| MATERIAL TO PROCESS |
****
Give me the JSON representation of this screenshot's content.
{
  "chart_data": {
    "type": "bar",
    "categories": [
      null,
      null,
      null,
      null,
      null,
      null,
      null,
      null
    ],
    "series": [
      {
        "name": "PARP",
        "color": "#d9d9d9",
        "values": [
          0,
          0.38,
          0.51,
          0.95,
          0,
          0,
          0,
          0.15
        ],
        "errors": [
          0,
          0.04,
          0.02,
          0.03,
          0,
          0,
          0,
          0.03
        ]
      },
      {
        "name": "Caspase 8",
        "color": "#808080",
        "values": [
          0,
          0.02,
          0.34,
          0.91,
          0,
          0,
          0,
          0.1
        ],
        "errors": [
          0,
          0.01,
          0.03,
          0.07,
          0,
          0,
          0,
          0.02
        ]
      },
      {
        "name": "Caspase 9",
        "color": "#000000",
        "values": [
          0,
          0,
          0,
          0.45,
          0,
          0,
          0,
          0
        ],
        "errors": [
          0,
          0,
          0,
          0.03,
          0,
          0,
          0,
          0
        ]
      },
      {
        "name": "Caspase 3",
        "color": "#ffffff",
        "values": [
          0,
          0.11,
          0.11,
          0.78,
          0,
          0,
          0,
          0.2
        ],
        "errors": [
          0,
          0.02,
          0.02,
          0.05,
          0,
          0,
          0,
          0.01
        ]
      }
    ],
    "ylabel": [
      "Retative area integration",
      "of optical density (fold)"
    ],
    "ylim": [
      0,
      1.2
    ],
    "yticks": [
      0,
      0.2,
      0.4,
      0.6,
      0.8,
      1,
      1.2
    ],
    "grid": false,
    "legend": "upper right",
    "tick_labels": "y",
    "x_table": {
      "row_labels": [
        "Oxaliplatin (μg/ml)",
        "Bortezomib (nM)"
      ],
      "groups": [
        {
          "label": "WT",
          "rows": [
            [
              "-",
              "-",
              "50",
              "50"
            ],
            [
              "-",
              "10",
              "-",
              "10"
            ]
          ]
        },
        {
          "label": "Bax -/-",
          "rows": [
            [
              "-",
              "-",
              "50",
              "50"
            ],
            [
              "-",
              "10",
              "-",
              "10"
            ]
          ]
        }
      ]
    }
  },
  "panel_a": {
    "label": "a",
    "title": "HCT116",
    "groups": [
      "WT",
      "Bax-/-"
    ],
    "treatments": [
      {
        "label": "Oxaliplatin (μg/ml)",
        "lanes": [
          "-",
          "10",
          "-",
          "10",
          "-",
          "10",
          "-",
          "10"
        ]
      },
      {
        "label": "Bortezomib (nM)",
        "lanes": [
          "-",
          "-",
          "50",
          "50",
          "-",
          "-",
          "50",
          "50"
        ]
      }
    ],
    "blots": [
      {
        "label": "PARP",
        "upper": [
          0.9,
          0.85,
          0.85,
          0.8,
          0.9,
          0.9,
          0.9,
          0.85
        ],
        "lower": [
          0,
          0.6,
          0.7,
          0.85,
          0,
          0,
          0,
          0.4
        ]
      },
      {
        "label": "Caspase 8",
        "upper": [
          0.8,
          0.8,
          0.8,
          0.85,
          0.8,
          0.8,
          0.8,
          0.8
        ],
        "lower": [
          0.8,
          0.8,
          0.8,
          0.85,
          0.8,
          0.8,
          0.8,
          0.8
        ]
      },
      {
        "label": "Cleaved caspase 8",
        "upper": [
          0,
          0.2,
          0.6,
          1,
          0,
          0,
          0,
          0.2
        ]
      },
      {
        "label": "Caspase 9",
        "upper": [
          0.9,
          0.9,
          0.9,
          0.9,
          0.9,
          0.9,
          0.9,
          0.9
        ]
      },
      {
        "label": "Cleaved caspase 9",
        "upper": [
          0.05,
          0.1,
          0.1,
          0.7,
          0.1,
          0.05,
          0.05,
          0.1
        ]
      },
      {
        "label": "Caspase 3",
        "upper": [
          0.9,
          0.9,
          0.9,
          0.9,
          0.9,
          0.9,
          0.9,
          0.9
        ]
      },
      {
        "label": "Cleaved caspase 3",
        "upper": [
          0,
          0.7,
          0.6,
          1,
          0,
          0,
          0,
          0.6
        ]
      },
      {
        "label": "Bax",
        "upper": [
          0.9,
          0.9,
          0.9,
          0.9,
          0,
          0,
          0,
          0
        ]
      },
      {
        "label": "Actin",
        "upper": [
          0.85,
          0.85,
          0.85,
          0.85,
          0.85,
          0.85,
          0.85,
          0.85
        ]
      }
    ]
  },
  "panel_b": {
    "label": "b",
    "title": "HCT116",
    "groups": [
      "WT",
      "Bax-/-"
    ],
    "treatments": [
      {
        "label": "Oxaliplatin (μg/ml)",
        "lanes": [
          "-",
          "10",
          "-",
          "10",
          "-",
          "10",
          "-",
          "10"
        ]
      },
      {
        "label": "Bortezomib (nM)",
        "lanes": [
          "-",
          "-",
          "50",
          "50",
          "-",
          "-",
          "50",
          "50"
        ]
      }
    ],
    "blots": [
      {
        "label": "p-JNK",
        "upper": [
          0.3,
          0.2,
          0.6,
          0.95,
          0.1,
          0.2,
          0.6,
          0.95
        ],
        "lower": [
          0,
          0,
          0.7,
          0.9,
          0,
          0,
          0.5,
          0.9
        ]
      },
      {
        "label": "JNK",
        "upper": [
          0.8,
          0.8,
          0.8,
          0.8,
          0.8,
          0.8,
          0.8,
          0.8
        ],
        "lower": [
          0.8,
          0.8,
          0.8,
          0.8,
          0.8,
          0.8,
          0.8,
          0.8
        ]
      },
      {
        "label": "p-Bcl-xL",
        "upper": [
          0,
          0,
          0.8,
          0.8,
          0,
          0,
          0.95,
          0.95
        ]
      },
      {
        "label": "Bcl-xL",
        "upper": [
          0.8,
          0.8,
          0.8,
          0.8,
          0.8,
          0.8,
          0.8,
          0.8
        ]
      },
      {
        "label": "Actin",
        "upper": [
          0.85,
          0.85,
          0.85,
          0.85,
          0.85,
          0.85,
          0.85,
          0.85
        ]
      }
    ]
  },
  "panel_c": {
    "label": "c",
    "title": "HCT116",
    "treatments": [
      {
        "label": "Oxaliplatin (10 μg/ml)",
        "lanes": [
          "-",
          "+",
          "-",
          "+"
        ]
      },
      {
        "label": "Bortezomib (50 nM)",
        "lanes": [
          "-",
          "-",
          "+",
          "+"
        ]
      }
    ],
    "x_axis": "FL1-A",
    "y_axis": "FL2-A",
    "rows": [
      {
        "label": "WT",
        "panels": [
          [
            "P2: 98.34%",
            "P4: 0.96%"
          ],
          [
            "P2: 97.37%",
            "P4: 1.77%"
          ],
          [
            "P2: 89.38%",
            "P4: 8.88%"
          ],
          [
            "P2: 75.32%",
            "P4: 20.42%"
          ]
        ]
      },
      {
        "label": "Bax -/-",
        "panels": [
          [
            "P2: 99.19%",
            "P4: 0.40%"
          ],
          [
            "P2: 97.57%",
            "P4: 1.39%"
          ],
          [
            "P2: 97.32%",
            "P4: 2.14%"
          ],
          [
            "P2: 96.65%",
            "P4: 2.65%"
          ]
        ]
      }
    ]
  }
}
****
| AIM OF THE EXERCISE |
Copy out every line with the word "Oxaliplatin".

| EXPECTED ANSWER |
        "Oxaliplatin (μg/ml)",
        "label": "Oxaliplatin (μg/ml)",
        "label": "Oxaliplatin (μg/ml)",
        "label": "Oxaliplatin (10 μg/ml)",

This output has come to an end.